INSTRUCTION: Filter the records below and copy every line containing the word "from".

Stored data
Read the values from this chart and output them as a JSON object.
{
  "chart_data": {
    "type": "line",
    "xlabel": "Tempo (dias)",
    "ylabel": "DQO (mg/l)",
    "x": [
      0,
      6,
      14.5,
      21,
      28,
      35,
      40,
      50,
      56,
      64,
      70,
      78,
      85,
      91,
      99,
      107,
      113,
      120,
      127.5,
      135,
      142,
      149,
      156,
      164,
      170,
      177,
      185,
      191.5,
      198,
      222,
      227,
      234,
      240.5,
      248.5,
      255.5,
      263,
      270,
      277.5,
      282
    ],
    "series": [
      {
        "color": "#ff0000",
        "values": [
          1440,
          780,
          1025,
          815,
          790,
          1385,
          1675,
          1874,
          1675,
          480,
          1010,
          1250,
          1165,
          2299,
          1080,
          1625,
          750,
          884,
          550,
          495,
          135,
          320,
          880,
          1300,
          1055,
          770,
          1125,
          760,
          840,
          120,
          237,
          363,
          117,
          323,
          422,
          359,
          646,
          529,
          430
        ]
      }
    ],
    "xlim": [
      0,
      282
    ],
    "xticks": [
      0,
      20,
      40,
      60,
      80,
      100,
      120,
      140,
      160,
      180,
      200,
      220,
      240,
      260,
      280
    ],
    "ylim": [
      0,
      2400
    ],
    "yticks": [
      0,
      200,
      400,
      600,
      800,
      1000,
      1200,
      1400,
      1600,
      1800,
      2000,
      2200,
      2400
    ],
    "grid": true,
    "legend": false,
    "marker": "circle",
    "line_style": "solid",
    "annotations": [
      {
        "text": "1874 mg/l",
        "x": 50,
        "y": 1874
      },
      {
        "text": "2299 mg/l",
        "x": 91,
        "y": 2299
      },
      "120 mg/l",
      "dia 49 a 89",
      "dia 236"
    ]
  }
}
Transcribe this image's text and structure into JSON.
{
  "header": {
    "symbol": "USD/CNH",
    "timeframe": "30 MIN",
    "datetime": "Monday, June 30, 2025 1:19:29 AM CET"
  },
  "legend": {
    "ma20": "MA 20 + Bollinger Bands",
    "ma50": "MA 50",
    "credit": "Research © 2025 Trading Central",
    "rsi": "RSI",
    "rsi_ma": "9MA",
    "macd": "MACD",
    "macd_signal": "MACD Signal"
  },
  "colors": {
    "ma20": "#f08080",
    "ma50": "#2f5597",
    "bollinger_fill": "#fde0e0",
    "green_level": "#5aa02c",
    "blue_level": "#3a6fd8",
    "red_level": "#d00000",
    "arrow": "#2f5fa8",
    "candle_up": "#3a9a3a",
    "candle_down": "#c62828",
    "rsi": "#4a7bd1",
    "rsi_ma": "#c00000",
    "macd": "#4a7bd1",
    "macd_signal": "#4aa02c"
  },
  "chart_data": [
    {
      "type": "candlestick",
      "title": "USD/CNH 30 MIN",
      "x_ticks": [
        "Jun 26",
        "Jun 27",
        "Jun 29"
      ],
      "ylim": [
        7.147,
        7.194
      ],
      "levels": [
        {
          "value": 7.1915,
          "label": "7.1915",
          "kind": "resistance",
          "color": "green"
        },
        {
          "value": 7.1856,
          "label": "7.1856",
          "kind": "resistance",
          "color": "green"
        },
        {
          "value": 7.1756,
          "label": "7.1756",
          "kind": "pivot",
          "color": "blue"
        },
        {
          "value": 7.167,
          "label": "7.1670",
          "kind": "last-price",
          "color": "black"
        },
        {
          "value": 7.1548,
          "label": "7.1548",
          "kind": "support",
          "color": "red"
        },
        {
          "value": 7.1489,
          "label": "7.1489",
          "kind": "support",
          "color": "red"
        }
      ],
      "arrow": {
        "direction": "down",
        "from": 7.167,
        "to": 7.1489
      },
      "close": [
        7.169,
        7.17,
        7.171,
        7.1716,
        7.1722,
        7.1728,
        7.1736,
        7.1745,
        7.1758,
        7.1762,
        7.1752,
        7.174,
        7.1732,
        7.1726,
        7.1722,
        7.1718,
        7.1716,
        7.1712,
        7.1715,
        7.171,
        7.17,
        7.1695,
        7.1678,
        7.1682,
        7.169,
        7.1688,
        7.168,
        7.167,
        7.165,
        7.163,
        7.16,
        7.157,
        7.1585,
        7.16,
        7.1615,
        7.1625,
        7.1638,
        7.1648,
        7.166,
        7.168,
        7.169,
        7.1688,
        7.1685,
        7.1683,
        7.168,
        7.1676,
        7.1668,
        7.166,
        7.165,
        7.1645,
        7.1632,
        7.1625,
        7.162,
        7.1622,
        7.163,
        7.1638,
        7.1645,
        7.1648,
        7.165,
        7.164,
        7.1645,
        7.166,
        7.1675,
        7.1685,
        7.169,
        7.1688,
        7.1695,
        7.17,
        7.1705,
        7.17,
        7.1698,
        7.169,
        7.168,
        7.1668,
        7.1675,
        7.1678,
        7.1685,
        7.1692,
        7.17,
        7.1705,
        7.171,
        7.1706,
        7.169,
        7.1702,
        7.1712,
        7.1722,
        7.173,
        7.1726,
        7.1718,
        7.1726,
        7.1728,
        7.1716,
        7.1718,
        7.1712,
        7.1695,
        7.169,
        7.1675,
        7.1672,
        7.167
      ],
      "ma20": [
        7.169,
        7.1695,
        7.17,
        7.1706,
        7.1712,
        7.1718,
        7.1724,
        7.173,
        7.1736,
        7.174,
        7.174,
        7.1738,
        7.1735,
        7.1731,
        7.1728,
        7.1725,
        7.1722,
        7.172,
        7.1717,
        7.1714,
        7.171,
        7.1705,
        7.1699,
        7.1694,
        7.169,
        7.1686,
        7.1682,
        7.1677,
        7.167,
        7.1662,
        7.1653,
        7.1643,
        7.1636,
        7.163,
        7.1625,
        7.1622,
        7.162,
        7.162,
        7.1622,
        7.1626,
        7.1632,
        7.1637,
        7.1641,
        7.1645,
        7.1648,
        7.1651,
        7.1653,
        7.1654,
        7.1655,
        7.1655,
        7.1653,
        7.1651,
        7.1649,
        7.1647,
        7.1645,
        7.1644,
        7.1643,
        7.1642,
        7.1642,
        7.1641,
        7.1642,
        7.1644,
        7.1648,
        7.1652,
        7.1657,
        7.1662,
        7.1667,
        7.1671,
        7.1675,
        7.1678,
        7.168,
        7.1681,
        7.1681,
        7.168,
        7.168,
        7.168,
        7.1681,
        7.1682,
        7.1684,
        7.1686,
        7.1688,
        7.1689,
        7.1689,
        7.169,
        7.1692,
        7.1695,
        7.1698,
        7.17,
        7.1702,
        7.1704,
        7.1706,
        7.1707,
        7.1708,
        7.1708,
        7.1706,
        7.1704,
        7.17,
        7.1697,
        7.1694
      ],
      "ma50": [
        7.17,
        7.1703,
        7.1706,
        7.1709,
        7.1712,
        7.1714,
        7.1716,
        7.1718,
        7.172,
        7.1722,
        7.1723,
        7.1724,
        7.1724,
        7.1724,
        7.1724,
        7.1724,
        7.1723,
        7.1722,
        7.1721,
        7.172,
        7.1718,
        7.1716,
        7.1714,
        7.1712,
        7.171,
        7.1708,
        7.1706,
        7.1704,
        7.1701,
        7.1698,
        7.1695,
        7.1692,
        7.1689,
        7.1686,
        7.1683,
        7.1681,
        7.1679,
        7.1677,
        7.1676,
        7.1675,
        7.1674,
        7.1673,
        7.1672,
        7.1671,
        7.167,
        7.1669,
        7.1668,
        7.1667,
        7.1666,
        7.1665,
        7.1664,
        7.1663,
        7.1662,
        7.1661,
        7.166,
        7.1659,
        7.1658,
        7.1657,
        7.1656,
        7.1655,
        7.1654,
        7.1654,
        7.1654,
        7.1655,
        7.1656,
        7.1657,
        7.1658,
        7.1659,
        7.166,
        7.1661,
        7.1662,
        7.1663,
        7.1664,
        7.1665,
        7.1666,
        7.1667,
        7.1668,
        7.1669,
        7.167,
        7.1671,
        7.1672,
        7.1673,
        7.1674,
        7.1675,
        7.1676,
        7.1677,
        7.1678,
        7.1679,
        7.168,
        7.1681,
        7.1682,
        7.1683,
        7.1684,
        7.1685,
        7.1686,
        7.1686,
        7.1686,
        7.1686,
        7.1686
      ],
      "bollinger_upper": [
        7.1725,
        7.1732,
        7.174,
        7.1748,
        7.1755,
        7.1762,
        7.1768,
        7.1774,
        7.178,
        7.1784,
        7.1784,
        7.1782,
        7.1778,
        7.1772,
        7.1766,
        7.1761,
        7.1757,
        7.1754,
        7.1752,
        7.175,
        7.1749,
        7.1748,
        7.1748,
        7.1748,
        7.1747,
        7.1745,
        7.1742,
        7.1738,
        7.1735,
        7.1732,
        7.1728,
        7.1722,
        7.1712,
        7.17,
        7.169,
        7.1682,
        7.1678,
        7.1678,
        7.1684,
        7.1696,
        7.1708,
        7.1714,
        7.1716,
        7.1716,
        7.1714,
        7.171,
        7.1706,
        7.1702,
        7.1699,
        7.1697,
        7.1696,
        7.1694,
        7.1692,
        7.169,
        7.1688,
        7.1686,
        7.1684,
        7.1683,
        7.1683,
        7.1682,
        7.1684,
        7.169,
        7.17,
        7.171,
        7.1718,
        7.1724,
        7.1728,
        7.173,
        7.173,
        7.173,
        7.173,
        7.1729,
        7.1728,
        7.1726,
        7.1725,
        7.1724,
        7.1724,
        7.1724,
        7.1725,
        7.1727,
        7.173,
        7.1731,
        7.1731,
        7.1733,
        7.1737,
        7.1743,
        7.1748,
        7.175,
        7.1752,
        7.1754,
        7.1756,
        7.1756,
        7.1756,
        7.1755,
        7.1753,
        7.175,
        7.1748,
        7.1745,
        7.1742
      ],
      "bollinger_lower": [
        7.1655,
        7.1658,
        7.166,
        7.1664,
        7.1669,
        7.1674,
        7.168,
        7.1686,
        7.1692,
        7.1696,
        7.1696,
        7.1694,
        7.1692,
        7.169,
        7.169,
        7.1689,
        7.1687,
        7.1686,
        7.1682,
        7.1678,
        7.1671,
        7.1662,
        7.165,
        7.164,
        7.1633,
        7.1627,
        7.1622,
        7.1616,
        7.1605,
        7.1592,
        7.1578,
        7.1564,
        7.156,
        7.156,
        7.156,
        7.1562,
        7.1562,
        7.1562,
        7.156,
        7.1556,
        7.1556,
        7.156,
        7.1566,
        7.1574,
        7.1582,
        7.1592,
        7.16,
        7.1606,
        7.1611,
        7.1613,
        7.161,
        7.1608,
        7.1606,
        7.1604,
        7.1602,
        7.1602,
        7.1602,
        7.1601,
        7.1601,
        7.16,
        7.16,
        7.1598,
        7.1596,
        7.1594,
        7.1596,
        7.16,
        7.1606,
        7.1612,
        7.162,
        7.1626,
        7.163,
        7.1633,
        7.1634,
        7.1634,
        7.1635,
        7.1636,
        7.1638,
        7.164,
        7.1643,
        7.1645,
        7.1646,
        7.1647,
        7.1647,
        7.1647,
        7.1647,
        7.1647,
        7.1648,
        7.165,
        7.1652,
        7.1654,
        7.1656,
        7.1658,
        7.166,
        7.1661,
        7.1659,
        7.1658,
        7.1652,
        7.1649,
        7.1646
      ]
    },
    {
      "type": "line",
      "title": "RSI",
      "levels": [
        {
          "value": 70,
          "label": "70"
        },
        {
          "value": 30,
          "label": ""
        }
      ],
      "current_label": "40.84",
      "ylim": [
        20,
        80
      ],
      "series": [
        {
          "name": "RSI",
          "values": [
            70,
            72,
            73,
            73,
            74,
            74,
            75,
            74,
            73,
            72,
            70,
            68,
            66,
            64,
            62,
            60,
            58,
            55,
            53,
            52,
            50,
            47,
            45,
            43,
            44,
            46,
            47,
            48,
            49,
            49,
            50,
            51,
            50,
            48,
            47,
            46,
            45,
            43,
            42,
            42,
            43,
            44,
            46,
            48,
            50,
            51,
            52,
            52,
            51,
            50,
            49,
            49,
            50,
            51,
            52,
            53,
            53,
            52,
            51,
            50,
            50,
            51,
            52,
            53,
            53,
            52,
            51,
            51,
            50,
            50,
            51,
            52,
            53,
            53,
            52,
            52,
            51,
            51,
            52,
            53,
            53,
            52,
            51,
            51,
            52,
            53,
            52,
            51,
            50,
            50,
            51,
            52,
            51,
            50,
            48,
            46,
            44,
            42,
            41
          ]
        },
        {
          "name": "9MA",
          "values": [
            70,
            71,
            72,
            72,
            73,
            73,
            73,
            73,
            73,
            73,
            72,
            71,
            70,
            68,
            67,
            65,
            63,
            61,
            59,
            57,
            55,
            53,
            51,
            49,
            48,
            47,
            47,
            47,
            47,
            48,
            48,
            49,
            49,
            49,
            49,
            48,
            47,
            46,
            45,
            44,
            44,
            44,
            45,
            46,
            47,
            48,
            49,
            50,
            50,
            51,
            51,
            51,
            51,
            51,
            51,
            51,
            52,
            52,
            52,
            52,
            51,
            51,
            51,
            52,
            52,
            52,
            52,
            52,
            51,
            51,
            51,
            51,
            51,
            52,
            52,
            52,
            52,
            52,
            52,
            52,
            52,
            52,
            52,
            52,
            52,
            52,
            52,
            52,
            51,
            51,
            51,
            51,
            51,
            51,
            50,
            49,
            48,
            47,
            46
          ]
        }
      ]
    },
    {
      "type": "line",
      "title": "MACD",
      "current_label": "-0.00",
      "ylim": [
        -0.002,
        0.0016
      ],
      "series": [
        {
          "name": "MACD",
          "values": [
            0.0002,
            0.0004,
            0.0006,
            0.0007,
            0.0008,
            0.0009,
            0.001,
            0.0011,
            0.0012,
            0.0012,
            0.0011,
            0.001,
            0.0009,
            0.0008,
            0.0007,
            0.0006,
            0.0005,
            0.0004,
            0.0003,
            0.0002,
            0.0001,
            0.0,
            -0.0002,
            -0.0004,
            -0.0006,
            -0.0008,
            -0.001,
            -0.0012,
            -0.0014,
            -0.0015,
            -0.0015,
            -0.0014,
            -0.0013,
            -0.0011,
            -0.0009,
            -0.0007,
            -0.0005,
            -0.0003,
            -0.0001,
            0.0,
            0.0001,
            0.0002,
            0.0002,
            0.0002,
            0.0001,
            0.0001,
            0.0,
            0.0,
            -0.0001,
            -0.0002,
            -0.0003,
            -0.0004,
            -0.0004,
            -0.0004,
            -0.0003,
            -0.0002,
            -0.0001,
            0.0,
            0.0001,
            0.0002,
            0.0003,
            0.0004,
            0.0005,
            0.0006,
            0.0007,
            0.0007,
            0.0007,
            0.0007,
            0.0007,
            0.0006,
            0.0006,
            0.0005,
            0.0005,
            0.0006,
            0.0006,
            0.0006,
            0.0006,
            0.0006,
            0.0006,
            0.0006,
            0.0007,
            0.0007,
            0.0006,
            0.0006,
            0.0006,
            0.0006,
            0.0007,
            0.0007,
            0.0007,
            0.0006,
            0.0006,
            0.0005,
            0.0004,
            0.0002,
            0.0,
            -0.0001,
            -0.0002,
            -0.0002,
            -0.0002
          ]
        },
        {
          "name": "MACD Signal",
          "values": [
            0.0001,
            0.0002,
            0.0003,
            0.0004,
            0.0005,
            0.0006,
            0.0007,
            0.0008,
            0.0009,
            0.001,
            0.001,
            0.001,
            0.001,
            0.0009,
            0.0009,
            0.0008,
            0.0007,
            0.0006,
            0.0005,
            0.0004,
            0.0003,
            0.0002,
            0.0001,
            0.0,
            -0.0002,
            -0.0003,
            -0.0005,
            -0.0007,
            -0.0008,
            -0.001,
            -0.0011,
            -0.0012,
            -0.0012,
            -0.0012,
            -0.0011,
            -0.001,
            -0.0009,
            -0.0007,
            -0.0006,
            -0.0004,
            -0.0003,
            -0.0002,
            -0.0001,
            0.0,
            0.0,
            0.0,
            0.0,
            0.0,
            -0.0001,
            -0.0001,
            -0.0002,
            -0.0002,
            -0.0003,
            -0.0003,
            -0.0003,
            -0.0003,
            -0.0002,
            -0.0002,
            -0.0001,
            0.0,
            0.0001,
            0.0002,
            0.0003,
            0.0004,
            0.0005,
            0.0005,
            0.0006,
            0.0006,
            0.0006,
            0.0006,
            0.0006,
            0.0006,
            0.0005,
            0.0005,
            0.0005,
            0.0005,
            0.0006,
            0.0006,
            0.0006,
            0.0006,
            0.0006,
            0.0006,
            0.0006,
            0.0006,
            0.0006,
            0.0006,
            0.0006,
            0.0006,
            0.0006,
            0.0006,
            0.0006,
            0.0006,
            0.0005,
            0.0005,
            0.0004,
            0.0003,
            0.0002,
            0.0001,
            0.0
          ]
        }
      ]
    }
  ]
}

RESPONSE TO THIS EXERCISE:
Read the values from this chart and output them as a JSON object.
        "from": 7.167,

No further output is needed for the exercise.